§ **DATA FOR THIS EXERCISE**:
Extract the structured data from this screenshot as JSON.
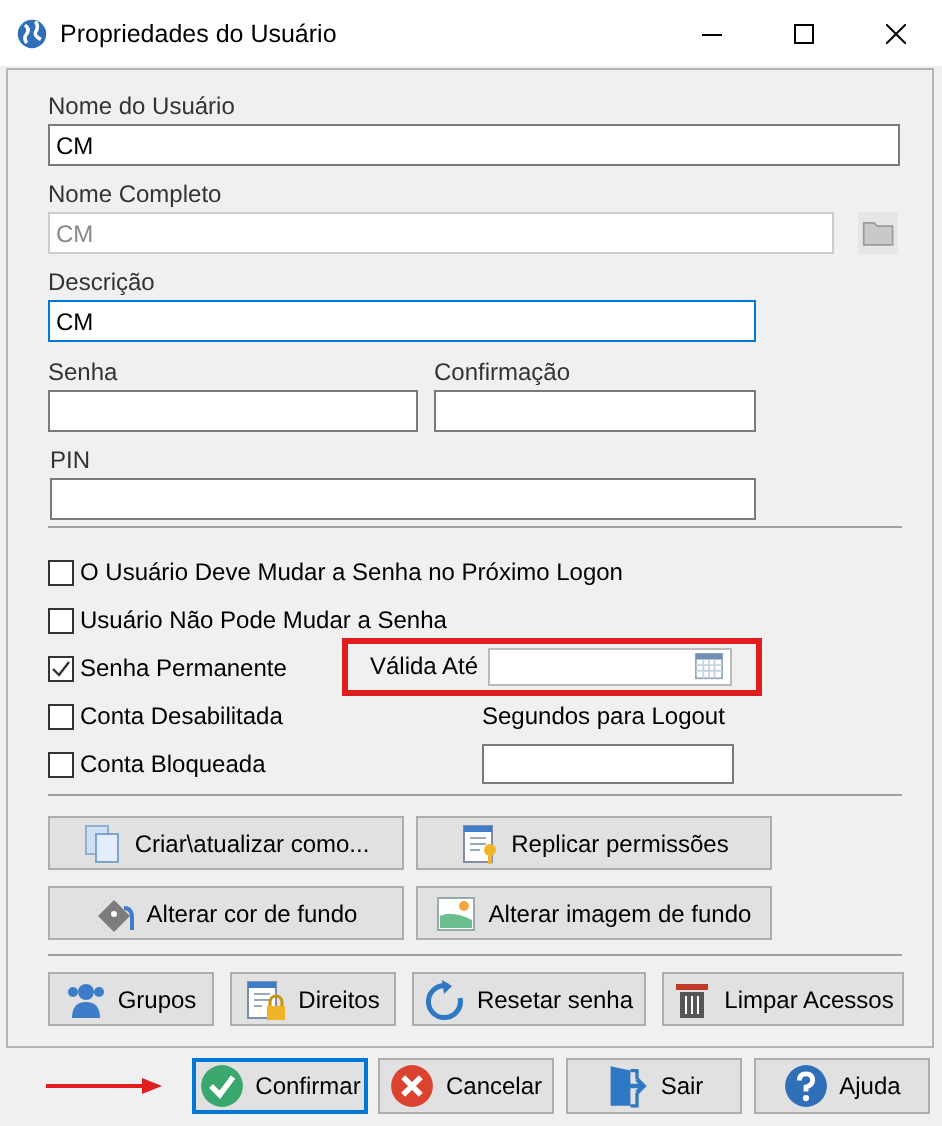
{
  "window": {
    "title": "Propriedades do Usuário",
    "controls": [
      {
        "kind": "minimize"
      },
      {
        "kind": "maximize"
      },
      {
        "kind": "close"
      }
    ]
  },
  "user_name": {
    "label": "Nome do Usuário",
    "value": "CM",
    "disabled": false,
    "focused": false
  },
  "full_name": {
    "label": "Nome Completo",
    "value": "CM",
    "disabled": true,
    "focused": false
  },
  "description": {
    "label": "Descrição",
    "value": "CM",
    "disabled": false,
    "focused": true
  },
  "password": {
    "label": "Senha",
    "disabled": false,
    "focused": false
  },
  "confirmation": {
    "label": "Confirmação",
    "disabled": false,
    "focused": false
  },
  "pin": {
    "label": "PIN",
    "disabled": false,
    "focused": false
  },
  "options": [
    {
      "label": "O Usuário Deve Mudar a Senha no Próximo Logon",
      "checked": false
    },
    {
      "label": "Usuário Não Pode Mudar a Senha",
      "checked": false
    },
    {
      "label": "Senha Permanente",
      "checked": true
    },
    {
      "label": "Conta Desabilitada",
      "checked": false
    },
    {
      "label": "Conta Bloqueada",
      "checked": false
    }
  ],
  "valid_until": {
    "label": "Válida Até",
    "highlighted": true
  },
  "logout_seconds": {
    "label": "Segundos para Logout"
  },
  "tool_buttons": [
    {
      "label": "Criar\\atualizar como...",
      "kind": "copy"
    },
    {
      "label": "Replicar permissões",
      "kind": "permissions"
    },
    {
      "label": "Alterar cor de fundo",
      "kind": "paint"
    },
    {
      "label": "Alterar imagem de fundo",
      "kind": "image"
    }
  ],
  "action_buttons": [
    {
      "label": "Grupos",
      "kind": "groups"
    },
    {
      "label": "Direitos",
      "kind": "rights"
    },
    {
      "label": "Resetar senha",
      "kind": "reset"
    },
    {
      "label": "Limpar Acessos",
      "kind": "trash"
    }
  ],
  "dialog_buttons": [
    {
      "label": "Confirmar",
      "kind": "confirm",
      "default": true,
      "pointed": true
    },
    {
      "label": "Cancelar",
      "kind": "cancel",
      "default": false,
      "pointed": false
    },
    {
      "label": "Sair",
      "kind": "exit",
      "default": false,
      "pointed": false
    },
    {
      "label": "Ajuda",
      "kind": "help",
      "default": false,
      "pointed": false
    }
  ]
}
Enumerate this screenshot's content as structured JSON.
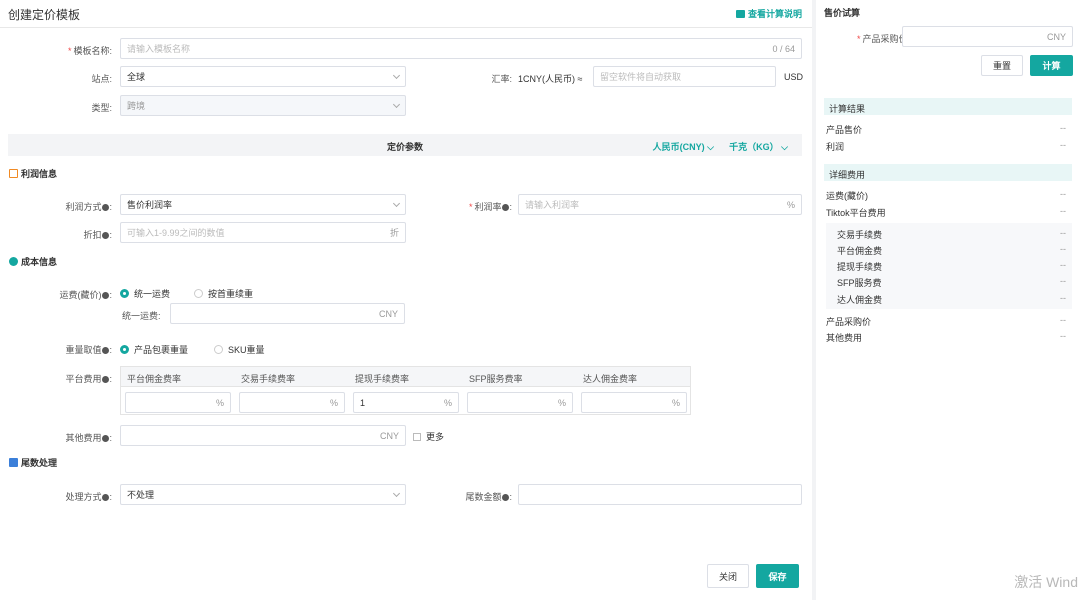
{
  "header": {
    "title": "创建定价模板",
    "help_link": "查看计算说明"
  },
  "form": {
    "template_name": {
      "label": "模板名称:",
      "placeholder": "请输入模板名称",
      "counter": "0 / 64"
    },
    "site": {
      "label": "站点:",
      "value": "全球"
    },
    "exchange": {
      "label": "汇率:",
      "prefix": "1CNY(人民币) ≈",
      "placeholder": "留空软件将自动获取",
      "suffix": "USD"
    },
    "type": {
      "label": "类型:",
      "value": "跨境"
    }
  },
  "params_bar": {
    "title": "定价参数",
    "currency": "人民币(CNY)",
    "unit": "千克（KG）"
  },
  "profit": {
    "section_title": "利润信息",
    "method": {
      "label": "利润方式",
      "value": "售价利润率"
    },
    "rate": {
      "label": "利润率",
      "placeholder": "请输入利润率",
      "suffix": "%"
    },
    "discount": {
      "label": "折扣",
      "placeholder": "可输入1-9.99之间的数值",
      "suffix": "折"
    }
  },
  "cost": {
    "section_title": "成本信息",
    "shipping": {
      "label": "运费(藏价)",
      "options": [
        "统一运费",
        "按首重续重"
      ],
      "selected_index": 0,
      "unified_label": "统一运费:",
      "unified_suffix": "CNY"
    },
    "weight": {
      "label": "重量取值",
      "options": [
        "产品包裹重量",
        "SKU重量"
      ],
      "selected_index": 0
    },
    "platform_fee": {
      "label": "平台费用",
      "columns": [
        {
          "header": "平台佣金费率",
          "value": "",
          "suffix": "%"
        },
        {
          "header": "交易手续费率",
          "value": "",
          "suffix": "%"
        },
        {
          "header": "提现手续费率",
          "value": "1",
          "suffix": "%"
        },
        {
          "header": "SFP服务费率",
          "value": "",
          "suffix": "%"
        },
        {
          "header": "达人佣金费率",
          "value": "",
          "suffix": "%"
        }
      ]
    },
    "other_fee": {
      "label": "其他费用",
      "suffix": "CNY",
      "more_label": "更多"
    }
  },
  "tail": {
    "section_title": "尾数处理",
    "method": {
      "label": "处理方式",
      "value": "不处理"
    },
    "amount": {
      "label": "尾数金额"
    }
  },
  "footer": {
    "close_label": "关闭",
    "save_label": "保存"
  },
  "sidebar": {
    "title": "售价试算",
    "purchase_label": "产品采购价:",
    "purchase_suffix": "CNY",
    "reset_label": "重置",
    "calc_label": "计算",
    "result_title": "计算结果",
    "results": [
      {
        "label": "产品售价",
        "value": "--"
      },
      {
        "label": "利润",
        "value": "--"
      }
    ],
    "detail_title": "详细费用",
    "details_top": [
      {
        "label": "运费(藏价)",
        "value": "--"
      },
      {
        "label": "Tiktok平台费用",
        "value": "--"
      }
    ],
    "details_sub": [
      {
        "label": "交易手续费",
        "value": "--"
      },
      {
        "label": "平台佣金费",
        "value": "--"
      },
      {
        "label": "提现手续费",
        "value": "--"
      },
      {
        "label": "SFP服务费",
        "value": "--"
      },
      {
        "label": "达人佣金费",
        "value": "--"
      }
    ],
    "details_bottom": [
      {
        "label": "产品采购价",
        "value": "--"
      },
      {
        "label": "其他费用",
        "value": "--"
      }
    ]
  },
  "watermark": "激活 Wind",
  "colors": {
    "accent": "#14a7a0",
    "required": "#f04848"
  }
}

§ **PROBLEM**:
Leave the pictures out and copy the rest of the data exactly.

§ **REPLY**:
Extract the structured data from this screenshot as JSON.
{
  "window": {
    "title": "Propriedades do Usuário",
    "controls": [
      {
        "kind": "minimize"
      },
      {
        "kind": "maximize"
      },
      {
        "kind": "close"
      }
    ]
  },
  "user_name": {
    "label": "Nome do Usuário",
    "value": "CM",
    "disabled": false,
    "focused": false
  },
  "full_name": {
    "label": "Nome Completo",
    "value": "CM",
    "disabled": true,
    "focused": false
  },
  "description": {
    "label": "Descrição",
    "value": "CM",
    "disabled": false,
    "focused": true
  },
  "password": {
    "label": "Senha",
    "disabled": false,
    "focused": false
  },
  "confirmation": {
    "label": "Confirmação",
    "disabled": false,
    "focused": false
  },
  "pin": {
    "label": "PIN",
    "disabled": false,
    "focused": false
  },
  "options": [
    {
      "label": "O Usuário Deve Mudar a Senha no Próximo Logon",
      "checked": false
    },
    {
      "label": "Usuário Não Pode Mudar a Senha",
      "checked": false
    },
    {
      "label": "Senha Permanente",
      "checked": true
    },
    {
      "label": "Conta Desabilitada",
      "checked": false
    },
    {
      "label": "Conta Bloqueada",
      "checked": false
    }
  ],
  "valid_until": {
    "label": "Válida Até",
    "highlighted": true
  },
  "logout_seconds": {
    "label": "Segundos para Logout"
  },
  "tool_buttons": [
    {
      "label": "Criar\\atualizar como...",
      "kind": "copy"
    },
    {
      "label": "Replicar permissões",
      "kind": "permissions"
    },
    {
      "label": "Alterar cor de fundo",
      "kind": "paint"
    },
    {
      "label": "Alterar imagem de fundo",
      "kind": "image"
    }
  ],
  "action_buttons": [
    {
      "label": "Grupos",
      "kind": "groups"
    },
    {
      "label": "Direitos",
      "kind": "rights"
    },
    {
      "label": "Resetar senha",
      "kind": "reset"
    },
    {
      "label": "Limpar Acessos",
      "kind": "trash"
    }
  ],
  "dialog_buttons": [
    {
      "label": "Confirmar",
      "kind": "confirm",
      "default": true,
      "pointed": true
    },
    {
      "label": "Cancelar",
      "kind": "cancel",
      "default": false,
      "pointed": false
    },
    {
      "label": "Sair",
      "kind": "exit",
      "default": false,
      "pointed": false
    },
    {
      "label": "Ajuda",
      "kind": "help",
      "default": false,
      "pointed": false
    }
  ]
}
Enumerate this screenshot's content as structured JSON.
{
  "header": {
    "title": "创建定价模板",
    "help_link": "查看计算说明"
  },
  "form": {
    "template_name": {
      "label": "模板名称:",
      "placeholder": "请输入模板名称",
      "counter": "0 / 64"
    },
    "site": {
      "label": "站点:",
      "value": "全球"
    },
    "exchange": {
      "label": "汇率:",
      "prefix": "1CNY(人民币) ≈",
      "placeholder": "留空软件将自动获取",
      "suffix": "USD"
    },
    "type": {
      "label": "类型:",
      "value": "跨境"
    }
  },
  "params_bar": {
    "title": "定价参数",
    "currency": "人民币(CNY)",
    "unit": "千克（KG）"
  },
  "profit": {
    "section_title": "利润信息",
    "method": {
      "label": "利润方式",
      "value": "售价利润率"
    },
    "rate": {
      "label": "利润率",
      "placeholder": "请输入利润率",
      "suffix": "%"
    },
    "discount": {
      "label": "折扣",
      "placeholder": "可输入1-9.99之间的数值",
      "suffix": "折"
    }
  },
  "cost": {
    "section_title": "成本信息",
    "shipping": {
      "label": "运费(藏价)",
      "options": [
        "统一运费",
        "按首重续重"
      ],
      "selected_index": 0,
      "unified_label": "统一运费:",
      "unified_suffix": "CNY"
    },
    "weight": {
      "label": "重量取值",
      "options": [
        "产品包裹重量",
        "SKU重量"
      ],
      "selected_index": 0
    },
    "platform_fee": {
      "label": "平台费用",
      "columns": [
        {
          "header": "平台佣金费率",
          "value": "",
          "suffix": "%"
        },
        {
          "header": "交易手续费率",
          "value": "",
          "suffix": "%"
        },
        {
          "header": "提现手续费率",
          "value": "1",
          "suffix": "%"
        },
        {
          "header": "SFP服务费率",
          "value": "",
          "suffix": "%"
        },
        {
          "header": "达人佣金费率",
          "value": "",
          "suffix": "%"
        }
      ]
    },
    "other_fee": {
      "label": "其他费用",
      "suffix": "CNY",
      "more_label": "更多"
    }
  },
  "tail": {
    "section_title": "尾数处理",
    "method": {
      "label": "处理方式",
      "value": "不处理"
    },
    "amount": {
      "label": "尾数金额"
    }
  },
  "footer": {
    "close_label": "关闭",
    "save_label": "保存"
  },
  "sidebar": {
    "title": "售价试算",
    "purchase_label": "产品采购价:",
    "purchase_suffix": "CNY",
    "reset_label": "重置",
    "calc_label": "计算",
    "result_title": "计算结果",
    "results": [
      {
        "label": "产品售价",
        "value": "--"
      },
      {
        "label": "利润",
        "value": "--"
      }
    ],
    "detail_title": "详细费用",
    "details_top": [
      {
        "label": "运费(藏价)",
        "value": "--"
      },
      {
        "label": "Tiktok平台费用",
        "value": "--"
      }
    ],
    "details_sub": [
      {
        "label": "交易手续费",
        "value": "--"
      },
      {
        "label": "平台佣金费",
        "value": "--"
      },
      {
        "label": "提现手续费",
        "value": "--"
      },
      {
        "label": "SFP服务费",
        "value": "--"
      },
      {
        "label": "达人佣金费",
        "value": "--"
      }
    ],
    "details_bottom": [
      {
        "label": "产品采购价",
        "value": "--"
      },
      {
        "label": "其他费用",
        "value": "--"
      }
    ]
  },
  "watermark": "激活 Wind",
  "colors": {
    "accent": "#14a7a0",
    "required": "#f04848"
  }
}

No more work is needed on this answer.